TASK BRIEF: Pull out all lines from the listing below in which the word "flow" appears.

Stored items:
— Start —

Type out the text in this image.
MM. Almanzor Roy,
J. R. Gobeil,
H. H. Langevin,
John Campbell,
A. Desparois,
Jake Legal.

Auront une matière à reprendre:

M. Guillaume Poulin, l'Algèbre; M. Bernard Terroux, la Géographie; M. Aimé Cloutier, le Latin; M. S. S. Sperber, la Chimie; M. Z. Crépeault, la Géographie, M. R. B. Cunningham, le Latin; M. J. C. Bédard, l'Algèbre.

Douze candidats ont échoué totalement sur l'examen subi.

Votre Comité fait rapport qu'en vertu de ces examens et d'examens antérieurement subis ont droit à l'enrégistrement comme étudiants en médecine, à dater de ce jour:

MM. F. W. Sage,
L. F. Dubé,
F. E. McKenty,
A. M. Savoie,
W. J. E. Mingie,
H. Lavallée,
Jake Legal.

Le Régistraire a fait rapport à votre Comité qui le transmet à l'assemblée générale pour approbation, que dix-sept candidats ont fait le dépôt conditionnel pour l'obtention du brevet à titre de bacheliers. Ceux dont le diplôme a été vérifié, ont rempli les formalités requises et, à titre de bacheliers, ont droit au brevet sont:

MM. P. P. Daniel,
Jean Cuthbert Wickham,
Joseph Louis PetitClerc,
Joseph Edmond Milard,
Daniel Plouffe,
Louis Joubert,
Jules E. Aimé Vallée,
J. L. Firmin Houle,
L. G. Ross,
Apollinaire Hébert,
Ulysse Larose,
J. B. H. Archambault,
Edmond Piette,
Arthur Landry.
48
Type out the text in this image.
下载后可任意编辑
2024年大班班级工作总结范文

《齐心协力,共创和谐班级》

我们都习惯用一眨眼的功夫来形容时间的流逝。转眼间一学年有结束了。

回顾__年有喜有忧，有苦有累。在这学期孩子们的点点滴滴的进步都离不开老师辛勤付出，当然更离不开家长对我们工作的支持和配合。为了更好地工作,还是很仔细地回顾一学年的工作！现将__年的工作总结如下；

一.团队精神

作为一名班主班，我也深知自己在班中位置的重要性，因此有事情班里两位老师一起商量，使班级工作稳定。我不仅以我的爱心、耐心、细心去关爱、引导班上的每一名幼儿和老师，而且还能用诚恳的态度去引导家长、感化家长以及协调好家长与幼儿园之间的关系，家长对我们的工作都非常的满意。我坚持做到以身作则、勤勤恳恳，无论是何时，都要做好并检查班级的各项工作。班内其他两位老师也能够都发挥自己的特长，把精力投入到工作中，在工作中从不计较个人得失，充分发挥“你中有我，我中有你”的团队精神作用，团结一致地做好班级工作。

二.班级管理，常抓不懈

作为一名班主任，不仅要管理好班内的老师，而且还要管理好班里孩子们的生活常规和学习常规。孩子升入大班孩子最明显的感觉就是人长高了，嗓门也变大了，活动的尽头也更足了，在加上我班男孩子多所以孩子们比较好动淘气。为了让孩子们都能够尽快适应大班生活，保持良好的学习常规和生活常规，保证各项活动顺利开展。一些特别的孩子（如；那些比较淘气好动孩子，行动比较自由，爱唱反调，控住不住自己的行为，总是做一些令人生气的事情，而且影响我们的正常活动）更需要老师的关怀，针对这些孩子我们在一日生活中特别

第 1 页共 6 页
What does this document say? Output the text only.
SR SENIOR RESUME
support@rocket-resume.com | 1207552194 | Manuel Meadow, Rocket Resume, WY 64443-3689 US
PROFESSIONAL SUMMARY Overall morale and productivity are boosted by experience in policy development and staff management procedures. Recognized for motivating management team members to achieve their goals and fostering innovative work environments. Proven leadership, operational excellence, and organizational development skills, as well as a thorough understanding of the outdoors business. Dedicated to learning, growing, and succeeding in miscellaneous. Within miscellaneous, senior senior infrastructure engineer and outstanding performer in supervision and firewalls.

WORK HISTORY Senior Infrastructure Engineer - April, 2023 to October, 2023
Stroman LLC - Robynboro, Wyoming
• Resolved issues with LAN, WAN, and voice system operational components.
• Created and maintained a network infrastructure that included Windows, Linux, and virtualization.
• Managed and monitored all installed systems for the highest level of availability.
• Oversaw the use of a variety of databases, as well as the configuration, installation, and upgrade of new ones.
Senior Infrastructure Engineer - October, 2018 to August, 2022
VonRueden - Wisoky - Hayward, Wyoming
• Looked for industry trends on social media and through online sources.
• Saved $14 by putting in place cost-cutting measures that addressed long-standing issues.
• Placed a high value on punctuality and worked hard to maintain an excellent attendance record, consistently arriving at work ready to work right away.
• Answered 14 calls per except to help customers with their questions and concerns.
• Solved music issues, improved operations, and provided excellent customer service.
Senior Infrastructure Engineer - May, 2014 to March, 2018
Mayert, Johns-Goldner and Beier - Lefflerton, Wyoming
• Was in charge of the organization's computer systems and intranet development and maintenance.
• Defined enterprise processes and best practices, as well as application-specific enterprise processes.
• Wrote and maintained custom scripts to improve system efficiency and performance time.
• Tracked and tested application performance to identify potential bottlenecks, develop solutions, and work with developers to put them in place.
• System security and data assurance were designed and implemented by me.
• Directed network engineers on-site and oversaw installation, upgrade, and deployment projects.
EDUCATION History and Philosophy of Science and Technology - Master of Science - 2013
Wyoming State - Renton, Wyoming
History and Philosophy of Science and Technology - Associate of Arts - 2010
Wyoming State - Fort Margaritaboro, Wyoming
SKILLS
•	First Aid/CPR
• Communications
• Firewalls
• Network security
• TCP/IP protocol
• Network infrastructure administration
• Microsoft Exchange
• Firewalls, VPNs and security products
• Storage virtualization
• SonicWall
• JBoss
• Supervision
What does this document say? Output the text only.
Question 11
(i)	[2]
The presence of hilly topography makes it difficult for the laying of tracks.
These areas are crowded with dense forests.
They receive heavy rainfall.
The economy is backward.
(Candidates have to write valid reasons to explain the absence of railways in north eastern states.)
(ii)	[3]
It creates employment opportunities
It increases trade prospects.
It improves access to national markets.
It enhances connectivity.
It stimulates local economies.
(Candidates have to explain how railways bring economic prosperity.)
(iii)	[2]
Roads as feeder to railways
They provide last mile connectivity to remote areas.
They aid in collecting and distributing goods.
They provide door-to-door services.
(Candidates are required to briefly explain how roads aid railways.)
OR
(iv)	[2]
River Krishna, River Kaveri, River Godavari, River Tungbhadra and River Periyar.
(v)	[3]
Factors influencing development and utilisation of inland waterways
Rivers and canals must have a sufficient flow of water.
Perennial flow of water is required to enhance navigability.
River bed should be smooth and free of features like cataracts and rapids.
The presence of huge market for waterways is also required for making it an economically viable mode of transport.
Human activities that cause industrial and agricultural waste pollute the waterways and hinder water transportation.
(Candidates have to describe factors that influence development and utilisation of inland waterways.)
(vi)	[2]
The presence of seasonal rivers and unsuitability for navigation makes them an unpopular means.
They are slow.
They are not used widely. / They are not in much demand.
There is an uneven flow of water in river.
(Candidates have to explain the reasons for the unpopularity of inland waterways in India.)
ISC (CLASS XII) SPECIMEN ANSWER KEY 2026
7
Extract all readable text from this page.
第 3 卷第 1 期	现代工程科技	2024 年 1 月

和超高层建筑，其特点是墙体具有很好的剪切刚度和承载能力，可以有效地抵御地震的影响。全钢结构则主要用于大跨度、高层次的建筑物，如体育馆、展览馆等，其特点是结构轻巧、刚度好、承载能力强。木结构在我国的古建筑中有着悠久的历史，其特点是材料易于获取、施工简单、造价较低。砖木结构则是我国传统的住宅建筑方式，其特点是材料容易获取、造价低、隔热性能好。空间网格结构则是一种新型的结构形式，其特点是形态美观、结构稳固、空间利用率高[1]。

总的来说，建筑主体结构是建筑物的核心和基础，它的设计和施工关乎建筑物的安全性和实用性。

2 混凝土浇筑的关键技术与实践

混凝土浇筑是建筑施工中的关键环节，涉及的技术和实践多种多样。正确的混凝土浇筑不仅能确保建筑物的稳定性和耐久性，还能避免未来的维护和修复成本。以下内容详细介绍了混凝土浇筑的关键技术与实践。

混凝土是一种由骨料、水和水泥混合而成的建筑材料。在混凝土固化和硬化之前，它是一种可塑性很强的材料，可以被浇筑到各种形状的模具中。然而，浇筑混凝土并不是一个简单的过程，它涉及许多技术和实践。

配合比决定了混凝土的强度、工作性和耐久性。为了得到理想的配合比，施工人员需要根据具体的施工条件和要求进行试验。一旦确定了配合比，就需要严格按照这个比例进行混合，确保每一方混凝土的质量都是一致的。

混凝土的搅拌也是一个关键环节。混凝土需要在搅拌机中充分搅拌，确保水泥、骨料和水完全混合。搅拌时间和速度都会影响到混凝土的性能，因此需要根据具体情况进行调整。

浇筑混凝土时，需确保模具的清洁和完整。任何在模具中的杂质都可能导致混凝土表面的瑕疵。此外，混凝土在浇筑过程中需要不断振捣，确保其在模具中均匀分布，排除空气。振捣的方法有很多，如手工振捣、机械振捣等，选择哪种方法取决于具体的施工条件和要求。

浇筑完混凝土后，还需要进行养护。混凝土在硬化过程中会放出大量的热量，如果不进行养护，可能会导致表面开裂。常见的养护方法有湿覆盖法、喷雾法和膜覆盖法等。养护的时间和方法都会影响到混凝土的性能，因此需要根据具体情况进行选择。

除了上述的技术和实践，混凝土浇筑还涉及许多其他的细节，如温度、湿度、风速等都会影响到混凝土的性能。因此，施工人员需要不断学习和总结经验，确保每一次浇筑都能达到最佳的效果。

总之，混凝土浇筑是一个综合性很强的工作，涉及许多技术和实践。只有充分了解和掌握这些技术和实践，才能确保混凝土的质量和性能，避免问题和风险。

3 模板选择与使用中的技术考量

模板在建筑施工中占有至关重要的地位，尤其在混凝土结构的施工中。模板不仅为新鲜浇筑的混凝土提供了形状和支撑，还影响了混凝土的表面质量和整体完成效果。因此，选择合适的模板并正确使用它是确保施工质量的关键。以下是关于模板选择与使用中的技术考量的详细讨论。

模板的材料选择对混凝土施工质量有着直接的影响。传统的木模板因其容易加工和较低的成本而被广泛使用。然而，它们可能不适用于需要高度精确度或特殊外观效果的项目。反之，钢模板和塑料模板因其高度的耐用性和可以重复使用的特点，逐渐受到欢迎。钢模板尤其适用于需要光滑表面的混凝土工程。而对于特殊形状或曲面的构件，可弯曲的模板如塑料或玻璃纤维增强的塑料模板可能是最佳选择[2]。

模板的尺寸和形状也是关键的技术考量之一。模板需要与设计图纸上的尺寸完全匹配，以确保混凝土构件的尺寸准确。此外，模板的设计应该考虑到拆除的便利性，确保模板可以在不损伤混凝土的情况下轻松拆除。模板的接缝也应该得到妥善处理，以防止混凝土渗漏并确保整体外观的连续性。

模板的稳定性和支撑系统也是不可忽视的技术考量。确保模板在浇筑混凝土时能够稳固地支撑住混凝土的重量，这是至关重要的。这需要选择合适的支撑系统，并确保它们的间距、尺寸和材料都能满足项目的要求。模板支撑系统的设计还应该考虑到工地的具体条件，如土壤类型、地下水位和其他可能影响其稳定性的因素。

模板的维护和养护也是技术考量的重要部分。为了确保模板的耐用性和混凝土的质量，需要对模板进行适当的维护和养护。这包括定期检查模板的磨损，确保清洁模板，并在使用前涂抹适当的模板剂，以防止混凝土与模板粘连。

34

— End —

RESPONSE:
Rivers and canals must have a sufficient flow of water.
Perennial flow of water is required to enhance navigability.
There is an uneven flow of water in river.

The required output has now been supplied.